### Material
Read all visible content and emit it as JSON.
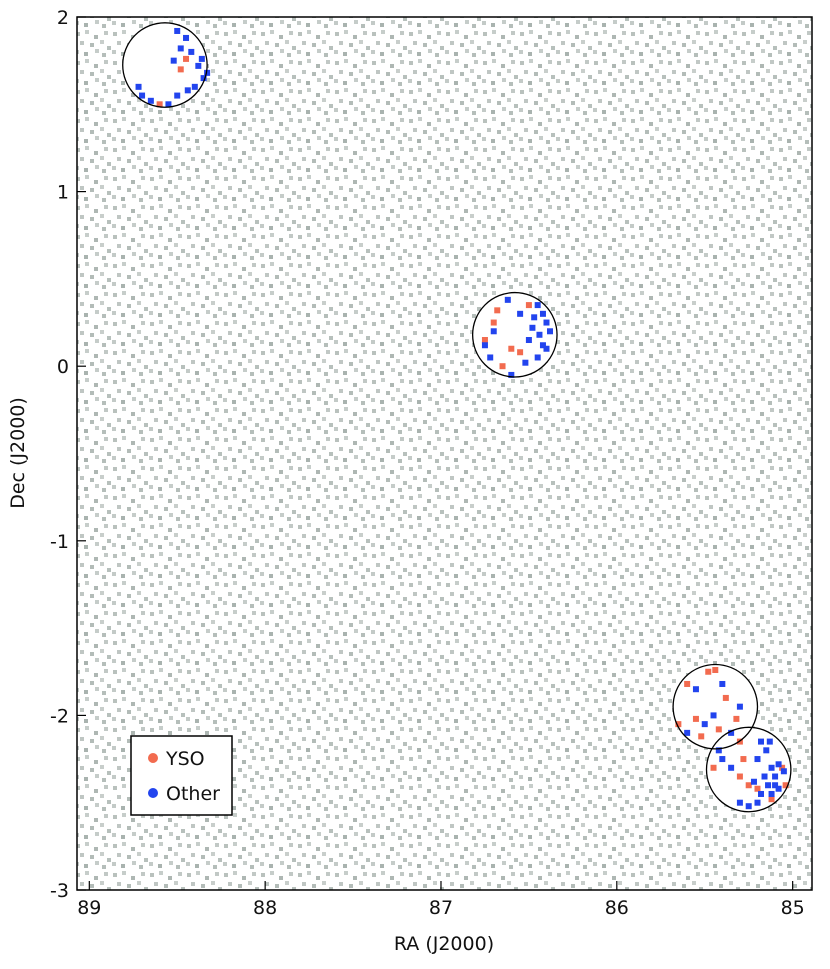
{
  "chart_data": {
    "type": "scatter",
    "xlabel": "RA (J2000)",
    "ylabel": "Dec (J2000)",
    "xlim": [
      89.07,
      84.89
    ],
    "ylim": [
      -3,
      2
    ],
    "xticks": [
      89,
      88,
      87,
      86,
      85
    ],
    "yticks": [
      -3,
      -2,
      -1,
      0,
      1,
      2
    ],
    "x_reversed": true,
    "legend": "lower left",
    "circles": [
      {
        "ra": 88.57,
        "dec": 1.725,
        "radius": 0.24
      },
      {
        "ra": 86.58,
        "dec": 0.18,
        "radius": 0.24
      },
      {
        "ra": 85.44,
        "dec": -1.95,
        "radius": 0.24
      },
      {
        "ra": 85.25,
        "dec": -2.31,
        "radius": 0.24
      }
    ],
    "series": [
      {
        "name": "YSO",
        "color": "#f26b4f",
        "x": [
          88.48,
          88.45,
          88.6,
          86.68,
          86.7,
          86.6,
          86.55,
          86.5,
          86.65,
          86.75,
          85.48,
          85.44,
          85.6,
          85.38,
          85.32,
          85.55,
          85.42,
          85.65,
          85.52,
          85.3,
          85.28,
          85.06,
          85.2,
          85.45,
          85.25,
          85.12,
          85.3,
          85.04
        ],
        "y": [
          1.7,
          1.76,
          1.5,
          0.32,
          0.25,
          0.1,
          0.08,
          0.35,
          0.0,
          0.15,
          -1.75,
          -1.74,
          -1.82,
          -1.9,
          -2.02,
          -2.02,
          -2.08,
          -2.05,
          -2.12,
          -2.15,
          -2.25,
          -2.3,
          -2.42,
          -2.3,
          -2.4,
          -2.48,
          -2.35,
          -2.4
        ]
      },
      {
        "name": "Other",
        "color": "#2244ee",
        "x": [
          88.5,
          88.45,
          88.42,
          88.38,
          88.35,
          88.33,
          88.4,
          88.44,
          88.5,
          88.55,
          88.65,
          88.72,
          88.7,
          88.48,
          88.52,
          88.36,
          86.45,
          86.42,
          86.4,
          86.38,
          86.42,
          86.45,
          86.4,
          86.5,
          86.48,
          86.55,
          86.7,
          86.75,
          86.72,
          86.6,
          86.62,
          86.52,
          86.44,
          86.47,
          85.55,
          85.4,
          85.45,
          85.5,
          85.35,
          85.6,
          85.3,
          85.42,
          85.15,
          85.12,
          85.1,
          85.08,
          85.14,
          85.18,
          85.2,
          85.25,
          85.3,
          85.12,
          85.05,
          85.18,
          85.2,
          85.16,
          85.1,
          85.22,
          85.35,
          85.4,
          85.13,
          85.08
        ],
        "y": [
          1.92,
          1.88,
          1.8,
          1.72,
          1.65,
          1.68,
          1.6,
          1.58,
          1.55,
          1.5,
          1.52,
          1.6,
          1.55,
          1.82,
          1.75,
          1.76,
          0.35,
          0.3,
          0.25,
          0.2,
          0.12,
          0.05,
          0.1,
          0.15,
          0.22,
          0.3,
          0.2,
          0.12,
          0.05,
          -0.05,
          0.38,
          0.02,
          0.18,
          0.28,
          -1.85,
          -1.82,
          -2.0,
          -2.05,
          -2.1,
          -2.1,
          -1.95,
          -2.2,
          -2.2,
          -2.3,
          -2.35,
          -2.28,
          -2.4,
          -2.45,
          -2.5,
          -2.52,
          -2.5,
          -2.45,
          -2.32,
          -2.15,
          -2.25,
          -2.35,
          -2.4,
          -2.38,
          -2.3,
          -2.25,
          -2.15,
          -2.42
        ]
      }
    ]
  }
}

### Written exercise
Output the records above exactly; leave out the pictures.

### In response
Read all visible content and emit it as JSON.
{
  "chart_data": {
    "type": "scatter",
    "xlabel": "RA (J2000)",
    "ylabel": "Dec (J2000)",
    "xlim": [
      89.07,
      84.89
    ],
    "ylim": [
      -3,
      2
    ],
    "xticks": [
      89,
      88,
      87,
      86,
      85
    ],
    "yticks": [
      -3,
      -2,
      -1,
      0,
      1,
      2
    ],
    "x_reversed": true,
    "legend": "lower left",
    "circles": [
      {
        "ra": 88.57,
        "dec": 1.725,
        "radius": 0.24
      },
      {
        "ra": 86.58,
        "dec": 0.18,
        "radius": 0.24
      },
      {
        "ra": 85.44,
        "dec": -1.95,
        "radius": 0.24
      },
      {
        "ra": 85.25,
        "dec": -2.31,
        "radius": 0.24
      }
    ],
    "series": [
      {
        "name": "YSO",
        "color": "#f26b4f",
        "x": [
          88.48,
          88.45,
          88.6,
          86.68,
          86.7,
          86.6,
          86.55,
          86.5,
          86.65,
          86.75,
          85.48,
          85.44,
          85.6,
          85.38,
          85.32,
          85.55,
          85.42,
          85.65,
          85.52,
          85.3,
          85.28,
          85.06,
          85.2,
          85.45,
          85.25,
          85.12,
          85.3,
          85.04
        ],
        "y": [
          1.7,
          1.76,
          1.5,
          0.32,
          0.25,
          0.1,
          0.08,
          0.35,
          0.0,
          0.15,
          -1.75,
          -1.74,
          -1.82,
          -1.9,
          -2.02,
          -2.02,
          -2.08,
          -2.05,
          -2.12,
          -2.15,
          -2.25,
          -2.3,
          -2.42,
          -2.3,
          -2.4,
          -2.48,
          -2.35,
          -2.4
        ]
      },
      {
        "name": "Other",
        "color": "#2244ee",
        "x": [
          88.5,
          88.45,
          88.42,
          88.38,
          88.35,
          88.33,
          88.4,
          88.44,
          88.5,
          88.55,
          88.65,
          88.72,
          88.7,
          88.48,
          88.52,
          88.36,
          86.45,
          86.42,
          86.4,
          86.38,
          86.42,
          86.45,
          86.4,
          86.5,
          86.48,
          86.55,
          86.7,
          86.75,
          86.72,
          86.6,
          86.62,
          86.52,
          86.44,
          86.47,
          85.55,
          85.4,
          85.45,
          85.5,
          85.35,
          85.6,
          85.3,
          85.42,
          85.15,
          85.12,
          85.1,
          85.08,
          85.14,
          85.18,
          85.2,
          85.25,
          85.3,
          85.12,
          85.05,
          85.18,
          85.2,
          85.16,
          85.1,
          85.22,
          85.35,
          85.4,
          85.13,
          85.08
        ],
        "y": [
          1.92,
          1.88,
          1.8,
          1.72,
          1.65,
          1.68,
          1.6,
          1.58,
          1.55,
          1.5,
          1.52,
          1.6,
          1.55,
          1.82,
          1.75,
          1.76,
          0.35,
          0.3,
          0.25,
          0.2,
          0.12,
          0.05,
          0.1,
          0.15,
          0.22,
          0.3,
          0.2,
          0.12,
          0.05,
          -0.05,
          0.38,
          0.02,
          0.18,
          0.28,
          -1.85,
          -1.82,
          -2.0,
          -2.05,
          -2.1,
          -2.1,
          -1.95,
          -2.2,
          -2.2,
          -2.3,
          -2.35,
          -2.28,
          -2.4,
          -2.45,
          -2.5,
          -2.52,
          -2.5,
          -2.45,
          -2.32,
          -2.15,
          -2.25,
          -2.35,
          -2.4,
          -2.38,
          -2.3,
          -2.25,
          -2.15,
          -2.42
        ]
      }
    ]
  }
}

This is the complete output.